Filter these entries so that only lines with the word "effective" remain.

[START OF Extracted data]

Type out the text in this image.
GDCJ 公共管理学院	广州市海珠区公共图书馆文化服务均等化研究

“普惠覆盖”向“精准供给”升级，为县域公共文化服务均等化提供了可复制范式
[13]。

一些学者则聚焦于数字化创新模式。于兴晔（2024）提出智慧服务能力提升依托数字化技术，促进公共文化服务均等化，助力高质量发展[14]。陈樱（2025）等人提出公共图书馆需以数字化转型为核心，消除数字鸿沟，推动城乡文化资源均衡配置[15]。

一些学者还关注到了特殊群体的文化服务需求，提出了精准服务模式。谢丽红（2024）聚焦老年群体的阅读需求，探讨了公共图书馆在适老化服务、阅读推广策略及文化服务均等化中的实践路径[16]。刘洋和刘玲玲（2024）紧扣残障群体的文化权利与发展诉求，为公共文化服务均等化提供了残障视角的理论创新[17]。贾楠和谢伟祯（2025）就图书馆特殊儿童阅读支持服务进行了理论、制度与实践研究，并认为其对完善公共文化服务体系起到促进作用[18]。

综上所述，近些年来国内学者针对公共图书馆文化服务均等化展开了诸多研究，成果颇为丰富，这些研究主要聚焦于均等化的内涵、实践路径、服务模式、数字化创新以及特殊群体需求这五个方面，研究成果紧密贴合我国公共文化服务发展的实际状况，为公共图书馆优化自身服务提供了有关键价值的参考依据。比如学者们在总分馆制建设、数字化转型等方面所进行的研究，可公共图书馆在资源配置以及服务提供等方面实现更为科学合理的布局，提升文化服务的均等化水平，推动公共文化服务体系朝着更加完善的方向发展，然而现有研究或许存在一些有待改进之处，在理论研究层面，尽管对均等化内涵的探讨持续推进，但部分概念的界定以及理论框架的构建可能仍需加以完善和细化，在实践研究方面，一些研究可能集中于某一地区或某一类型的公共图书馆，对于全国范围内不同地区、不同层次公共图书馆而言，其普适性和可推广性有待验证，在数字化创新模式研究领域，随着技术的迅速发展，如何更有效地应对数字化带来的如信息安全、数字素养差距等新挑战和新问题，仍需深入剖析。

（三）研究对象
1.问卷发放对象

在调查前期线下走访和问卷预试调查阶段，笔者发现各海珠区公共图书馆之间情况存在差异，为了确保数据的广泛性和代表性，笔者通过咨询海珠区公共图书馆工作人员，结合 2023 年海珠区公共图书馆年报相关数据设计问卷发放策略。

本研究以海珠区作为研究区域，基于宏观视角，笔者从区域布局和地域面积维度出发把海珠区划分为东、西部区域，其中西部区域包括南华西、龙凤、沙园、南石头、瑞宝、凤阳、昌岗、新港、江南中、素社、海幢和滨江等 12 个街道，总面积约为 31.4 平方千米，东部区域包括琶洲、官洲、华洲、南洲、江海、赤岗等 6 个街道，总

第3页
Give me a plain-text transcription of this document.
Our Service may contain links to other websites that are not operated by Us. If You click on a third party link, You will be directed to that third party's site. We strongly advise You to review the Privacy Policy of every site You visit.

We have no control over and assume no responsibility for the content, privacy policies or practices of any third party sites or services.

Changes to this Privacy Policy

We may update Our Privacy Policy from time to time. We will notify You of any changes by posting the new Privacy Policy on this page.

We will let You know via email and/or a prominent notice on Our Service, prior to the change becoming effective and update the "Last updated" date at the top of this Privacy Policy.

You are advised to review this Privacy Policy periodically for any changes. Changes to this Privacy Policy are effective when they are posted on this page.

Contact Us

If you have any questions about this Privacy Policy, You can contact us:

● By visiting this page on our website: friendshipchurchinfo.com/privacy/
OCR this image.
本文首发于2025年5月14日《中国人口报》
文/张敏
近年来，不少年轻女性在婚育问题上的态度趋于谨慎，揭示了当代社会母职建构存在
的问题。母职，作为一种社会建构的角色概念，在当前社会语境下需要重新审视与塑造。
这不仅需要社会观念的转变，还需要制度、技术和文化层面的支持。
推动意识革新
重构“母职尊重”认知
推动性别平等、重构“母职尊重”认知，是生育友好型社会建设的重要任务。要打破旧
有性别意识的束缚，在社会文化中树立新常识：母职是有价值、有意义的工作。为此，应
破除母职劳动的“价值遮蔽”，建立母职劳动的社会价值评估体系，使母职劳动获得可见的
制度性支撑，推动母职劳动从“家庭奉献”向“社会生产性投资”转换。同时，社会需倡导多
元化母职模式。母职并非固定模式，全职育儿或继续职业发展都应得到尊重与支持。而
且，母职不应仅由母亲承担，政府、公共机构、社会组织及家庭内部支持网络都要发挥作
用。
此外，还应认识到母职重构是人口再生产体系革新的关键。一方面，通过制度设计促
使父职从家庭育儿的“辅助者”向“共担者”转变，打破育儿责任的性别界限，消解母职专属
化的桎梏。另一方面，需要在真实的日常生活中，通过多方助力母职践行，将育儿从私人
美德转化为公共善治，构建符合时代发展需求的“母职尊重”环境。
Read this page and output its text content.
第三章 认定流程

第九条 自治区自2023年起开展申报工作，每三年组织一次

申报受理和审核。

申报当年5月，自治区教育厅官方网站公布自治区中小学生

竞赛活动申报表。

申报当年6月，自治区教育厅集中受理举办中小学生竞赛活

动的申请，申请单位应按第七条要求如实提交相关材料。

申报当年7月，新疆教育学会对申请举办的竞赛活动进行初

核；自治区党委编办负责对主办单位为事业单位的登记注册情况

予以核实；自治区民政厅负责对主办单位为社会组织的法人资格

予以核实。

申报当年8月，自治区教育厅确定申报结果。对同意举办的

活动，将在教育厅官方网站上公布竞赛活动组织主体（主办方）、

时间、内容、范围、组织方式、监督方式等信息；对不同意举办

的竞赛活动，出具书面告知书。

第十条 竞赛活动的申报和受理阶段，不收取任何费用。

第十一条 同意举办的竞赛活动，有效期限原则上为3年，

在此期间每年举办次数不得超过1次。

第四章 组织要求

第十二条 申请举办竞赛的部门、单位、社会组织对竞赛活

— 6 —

[END OF Extracted data]

# Response to this task
We will let You know via email and/or a prominent notice on Our Service, prior to the change becoming effective and update the "Last updated" date at the top of this Privacy Policy.
You are advised to review this Privacy Policy periodically for any changes. Changes to this Privacy Policy are effective when they are posted on this page.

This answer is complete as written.